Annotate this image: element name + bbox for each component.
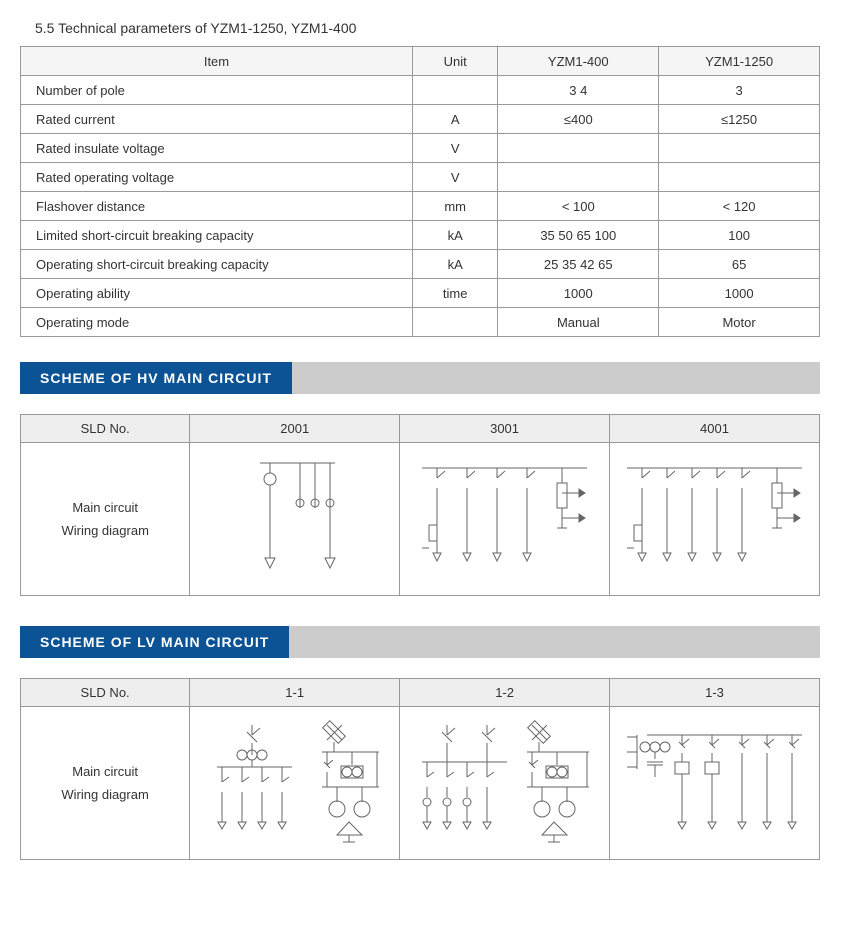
cell: Operating short-circuit breaking capacit…	[21, 250, 413, 279]
label2: Wiring diagram	[61, 523, 148, 538]
circuit-diagram-icon	[617, 717, 812, 847]
label1: Main circuit	[72, 500, 138, 515]
cell: kA	[412, 221, 497, 250]
hv-section-header: SCHEME OF HV MAIN CIRCUIT	[20, 362, 820, 394]
hv-header-label: SCHEME OF HV MAIN CIRCUIT	[20, 362, 292, 394]
cell: Number of pole	[21, 76, 413, 105]
page-title: 5.5 Technical parameters of YZM1-1250, Y…	[20, 20, 830, 36]
lv-diagram-1-3	[610, 707, 820, 860]
cell: 35 50 65 100	[498, 221, 659, 250]
cell: 3	[659, 76, 820, 105]
lv-section-header: SCHEME OF LV MAIN CIRCUIT	[20, 626, 820, 658]
lv-scheme-table: SLD No. 1-1 1-2 1-3 Main circuit Wiring …	[20, 678, 820, 860]
header-fill	[289, 626, 820, 658]
cell: Rated insulate voltage	[21, 134, 413, 163]
lv-header-label: SCHEME OF LV MAIN CIRCUIT	[20, 626, 289, 658]
cell	[498, 134, 659, 163]
param-row: Operating mode ManualMotor	[21, 308, 820, 337]
hv-diagram-2001	[190, 443, 400, 596]
parameters-table: Item Unit YZM1-400 YZM1-1250 Number of p…	[20, 46, 820, 337]
circuit-diagram-icon	[197, 717, 392, 847]
cell: V	[412, 134, 497, 163]
hdr-unit: Unit	[412, 47, 497, 76]
cell: 100	[659, 221, 820, 250]
label1: Main circuit	[72, 764, 138, 779]
hv-diagram-3001	[400, 443, 610, 596]
cell: ≤400	[498, 105, 659, 134]
hdr-item: Item	[21, 47, 413, 76]
cell: < 100	[498, 192, 659, 221]
header-fill	[292, 362, 820, 394]
param-row: Limited short-circuit breaking capacityk…	[21, 221, 820, 250]
cell	[659, 163, 820, 192]
hv-col: 2001	[190, 415, 400, 443]
cell: Flashover distance	[21, 192, 413, 221]
cell: Rated operating voltage	[21, 163, 413, 192]
cell: 1000	[498, 279, 659, 308]
cell: 65	[659, 250, 820, 279]
cell: Operating ability	[21, 279, 413, 308]
hdr-yzm1250: YZM1-1250	[659, 47, 820, 76]
cell: A	[412, 105, 497, 134]
cell: mm	[412, 192, 497, 221]
lv-row-label: Main circuit Wiring diagram	[21, 707, 190, 860]
param-row: Flashover distancemm< 100< 120	[21, 192, 820, 221]
lv-col: 1-2	[400, 679, 610, 707]
hv-col: 3001	[400, 415, 610, 443]
param-row: Operating short-circuit breaking capacit…	[21, 250, 820, 279]
circuit-diagram-icon	[407, 453, 602, 583]
param-row: Operating abilitytime10001000	[21, 279, 820, 308]
param-row: Rated operating voltageV	[21, 163, 820, 192]
lv-col: 1-1	[190, 679, 400, 707]
cell: Rated current	[21, 105, 413, 134]
param-row: Number of pole 3 43	[21, 76, 820, 105]
cell: 1000	[659, 279, 820, 308]
cell	[659, 134, 820, 163]
cell	[412, 76, 497, 105]
cell: ≤1250	[659, 105, 820, 134]
cell: kA	[412, 250, 497, 279]
cell: < 120	[659, 192, 820, 221]
hdr-yzm400: YZM1-400	[498, 47, 659, 76]
param-header-row: Item Unit YZM1-400 YZM1-1250	[21, 47, 820, 76]
hv-sldno-label: SLD No.	[21, 415, 190, 443]
param-row: Rated insulate voltageV	[21, 134, 820, 163]
lv-diagram-1-1	[190, 707, 400, 860]
circuit-diagram-icon	[617, 453, 812, 583]
hv-scheme-table: SLD No. 2001 3001 4001 Main circuit Wiri…	[20, 414, 820, 596]
lv-col: 1-3	[610, 679, 820, 707]
cell: Motor	[659, 308, 820, 337]
cell: time	[412, 279, 497, 308]
label2: Wiring diagram	[61, 787, 148, 802]
circuit-diagram-icon	[407, 717, 602, 847]
lv-sldno-label: SLD No.	[21, 679, 190, 707]
circuit-diagram-icon	[220, 453, 370, 583]
cell	[412, 308, 497, 337]
cell	[498, 163, 659, 192]
lv-diagram-1-2	[400, 707, 610, 860]
hv-diagram-4001	[610, 443, 820, 596]
cell: V	[412, 163, 497, 192]
cell: 3 4	[498, 76, 659, 105]
cell: Operating mode	[21, 308, 413, 337]
hv-col: 4001	[610, 415, 820, 443]
cell: 25 35 42 65	[498, 250, 659, 279]
cell: Manual	[498, 308, 659, 337]
hv-row-label: Main circuit Wiring diagram	[21, 443, 190, 596]
param-row: Rated currentA≤400≤1250	[21, 105, 820, 134]
cell: Limited short-circuit breaking capacity	[21, 221, 413, 250]
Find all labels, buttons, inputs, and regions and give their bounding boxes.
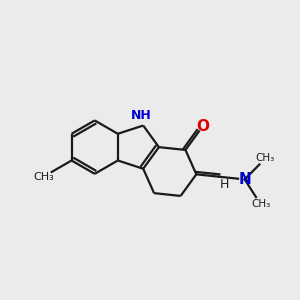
Text: NH: NH: [131, 110, 152, 122]
Text: N: N: [238, 172, 251, 187]
Text: CH₃: CH₃: [33, 172, 54, 182]
Text: H: H: [219, 178, 229, 191]
Text: CH₃: CH₃: [251, 199, 270, 209]
Text: O: O: [196, 118, 209, 134]
Text: CH₃: CH₃: [256, 153, 275, 163]
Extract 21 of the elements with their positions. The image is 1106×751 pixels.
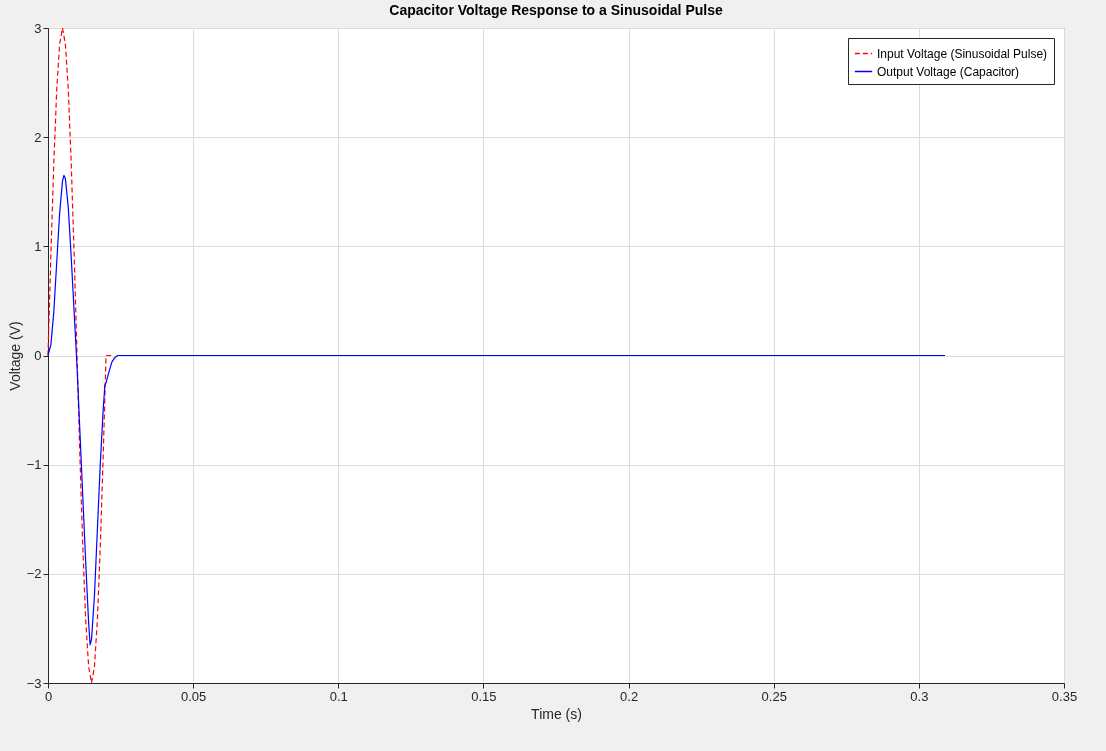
y-tick-label: 3 xyxy=(34,20,42,36)
y-tick-label: 2 xyxy=(34,129,42,145)
x-tick-label: 0.2 xyxy=(620,688,639,704)
x-tick-label: 0.25 xyxy=(761,688,787,704)
y-tick-label: −3 xyxy=(26,675,42,691)
x-tick-label: 0.05 xyxy=(180,688,207,704)
x-tick-label: 0 xyxy=(44,688,53,704)
legend-label: Input Voltage (Sinusoidal Pulse) xyxy=(877,46,1048,61)
y-tick-label: −2 xyxy=(26,566,42,582)
legend-label: Output Voltage (Capacitor) xyxy=(877,64,1020,79)
x-tick-label: 0.35 xyxy=(1051,688,1078,704)
y-tick-label: 1 xyxy=(34,238,42,254)
x-tick-label: 0.3 xyxy=(910,688,929,704)
y-tick-label: −1 xyxy=(26,457,42,473)
chart-title: Capacitor Voltage Response to a Sinusoidal Pulse xyxy=(389,2,723,18)
y-tick-label: 0 xyxy=(34,348,42,363)
x-tick-label: 0.15 xyxy=(471,688,497,704)
y-axis-title: Voltage (V) xyxy=(6,321,23,391)
x-tick-label: 0.1 xyxy=(329,688,348,704)
x-axis-title: Time (s) xyxy=(531,705,582,722)
line-series xyxy=(47,174,946,646)
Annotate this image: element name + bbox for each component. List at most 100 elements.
.....
REQUIREMENTS: Reproduce every one of the records above, line for line and unchanged, but leave the pictures out.

TASK ANSWER:
Annotate this image: element name + bbox for each component.
cell: Operating short-circuit breaking capacit…	[21, 250, 413, 279]
label2: Wiring diagram	[61, 523, 148, 538]
circuit-diagram-icon	[617, 717, 812, 847]
label1: Main circuit	[72, 500, 138, 515]
cell: kA	[412, 221, 497, 250]
hv-section-header: SCHEME OF HV MAIN CIRCUIT	[20, 362, 820, 394]
hv-header-label: SCHEME OF HV MAIN CIRCUIT	[20, 362, 292, 394]
cell: Number of pole	[21, 76, 413, 105]
page-title: 5.5 Technical parameters of YZM1-1250, Y…	[20, 20, 830, 36]
lv-diagram-1-3	[610, 707, 820, 860]
cell: 35 50 65 100	[498, 221, 659, 250]
cell: 3	[659, 76, 820, 105]
lv-section-header: SCHEME OF LV MAIN CIRCUIT	[20, 626, 820, 658]
lv-scheme-table: SLD No. 1-1 1-2 1-3 Main circuit Wiring …	[20, 678, 820, 860]
header-fill	[289, 626, 820, 658]
cell: Rated insulate voltage	[21, 134, 413, 163]
lv-header-label: SCHEME OF LV MAIN CIRCUIT	[20, 626, 289, 658]
cell	[498, 134, 659, 163]
param-row: Operating mode ManualMotor	[21, 308, 820, 337]
hv-diagram-2001	[190, 443, 400, 596]
parameters-table: Item Unit YZM1-400 YZM1-1250 Number of p…	[20, 46, 820, 337]
circuit-diagram-icon	[197, 717, 392, 847]
cell: V	[412, 134, 497, 163]
hdr-unit: Unit	[412, 47, 497, 76]
cell: 100	[659, 221, 820, 250]
label1: Main circuit	[72, 764, 138, 779]
hv-diagram-3001	[400, 443, 610, 596]
cell: ≤400	[498, 105, 659, 134]
hdr-item: Item	[21, 47, 413, 76]
cell: < 100	[498, 192, 659, 221]
header-fill	[292, 362, 820, 394]
param-row: Limited short-circuit breaking capacityk…	[21, 221, 820, 250]
cell	[659, 163, 820, 192]
hv-col: 2001	[190, 415, 400, 443]
cell: Flashover distance	[21, 192, 413, 221]
cell: Rated operating voltage	[21, 163, 413, 192]
cell: 1000	[498, 279, 659, 308]
cell: 65	[659, 250, 820, 279]
cell: Operating ability	[21, 279, 413, 308]
hdr-yzm1250: YZM1-1250	[659, 47, 820, 76]
cell: A	[412, 105, 497, 134]
cell: mm	[412, 192, 497, 221]
lv-row-label: Main circuit Wiring diagram	[21, 707, 190, 860]
param-row: Flashover distancemm< 100< 120	[21, 192, 820, 221]
lv-col: 1-2	[400, 679, 610, 707]
hv-col: 3001	[400, 415, 610, 443]
param-row: Operating short-circuit breaking capacit…	[21, 250, 820, 279]
circuit-diagram-icon	[407, 453, 602, 583]
param-row: Operating abilitytime10001000	[21, 279, 820, 308]
param-row: Rated operating voltageV	[21, 163, 820, 192]
lv-col: 1-1	[190, 679, 400, 707]
cell: Rated current	[21, 105, 413, 134]
param-row: Number of pole 3 43	[21, 76, 820, 105]
cell: 1000	[659, 279, 820, 308]
cell	[659, 134, 820, 163]
cell	[412, 76, 497, 105]
cell: ≤1250	[659, 105, 820, 134]
cell: kA	[412, 250, 497, 279]
cell: < 120	[659, 192, 820, 221]
hdr-yzm400: YZM1-400	[498, 47, 659, 76]
param-header-row: Item Unit YZM1-400 YZM1-1250	[21, 47, 820, 76]
hv-sldno-label: SLD No.	[21, 415, 190, 443]
param-row: Rated insulate voltageV	[21, 134, 820, 163]
lv-diagram-1-1	[190, 707, 400, 860]
circuit-diagram-icon	[617, 453, 812, 583]
hv-scheme-table: SLD No. 2001 3001 4001 Main circuit Wiri…	[20, 414, 820, 596]
lv-col: 1-3	[610, 679, 820, 707]
cell: Motor	[659, 308, 820, 337]
cell: time	[412, 279, 497, 308]
label2: Wiring diagram	[61, 787, 148, 802]
circuit-diagram-icon	[407, 717, 602, 847]
lv-sldno-label: SLD No.	[21, 679, 190, 707]
circuit-diagram-icon	[220, 453, 370, 583]
cell	[412, 308, 497, 337]
cell	[498, 163, 659, 192]
lv-diagram-1-2	[400, 707, 610, 860]
hv-diagram-4001	[610, 443, 820, 596]
cell: V	[412, 163, 497, 192]
cell: 3 4	[498, 76, 659, 105]
cell: Operating mode	[21, 308, 413, 337]
hv-col: 4001	[610, 415, 820, 443]
cell: 25 35 42 65	[498, 250, 659, 279]
cell: Manual	[498, 308, 659, 337]
hv-row-label: Main circuit Wiring diagram	[21, 443, 190, 596]
param-row: Rated currentA≤400≤1250	[21, 105, 820, 134]
cell: Limited short-circuit breaking capacity	[21, 221, 413, 250]
Find all labels, buttons, inputs, and regions and give their bounding boxes.
Text: NH: NH: [131, 110, 152, 122]
Text: N: N: [238, 172, 251, 187]
Text: CH₃: CH₃: [33, 172, 54, 182]
Text: H: H: [219, 178, 229, 191]
Text: CH₃: CH₃: [251, 199, 270, 209]
Text: O: O: [196, 118, 209, 134]
Text: CH₃: CH₃: [256, 153, 275, 163]
Extract 21 of the elements with their positions. The image is 1106×751 pixels.
y-tick-label: 3 xyxy=(34,20,42,36)
y-tick-label: 2 xyxy=(34,129,42,145)
x-tick-label: 0.2 xyxy=(620,688,639,704)
x-tick-label: 0.25 xyxy=(761,688,787,704)
y-tick-label: −3 xyxy=(26,675,42,691)
x-tick-label: 0.05 xyxy=(180,688,207,704)
x-tick-label: 0 xyxy=(44,688,53,704)
legend-label: Input Voltage (Sinusoidal Pulse) xyxy=(877,46,1048,61)
y-tick-label: −2 xyxy=(26,566,42,582)
legend-label: Output Voltage (Capacitor) xyxy=(877,64,1020,79)
x-tick-label: 0.35 xyxy=(1051,688,1078,704)
y-tick-label: 1 xyxy=(34,238,42,254)
x-tick-label: 0.3 xyxy=(910,688,929,704)
y-tick-label: −1 xyxy=(26,457,42,473)
chart-title: Capacitor Voltage Response to a Sinusoidal Pulse xyxy=(389,2,723,18)
y-tick-label: 0 xyxy=(34,348,42,363)
x-tick-label: 0.15 xyxy=(471,688,497,704)
y-axis-title: Voltage (V) xyxy=(6,321,23,391)
x-tick-label: 0.1 xyxy=(329,688,348,704)
x-axis-title: Time (s) xyxy=(531,705,582,722)
line-series xyxy=(47,174,946,646)
Annotate this image: element name + bbox for each component. List at most 100 elements.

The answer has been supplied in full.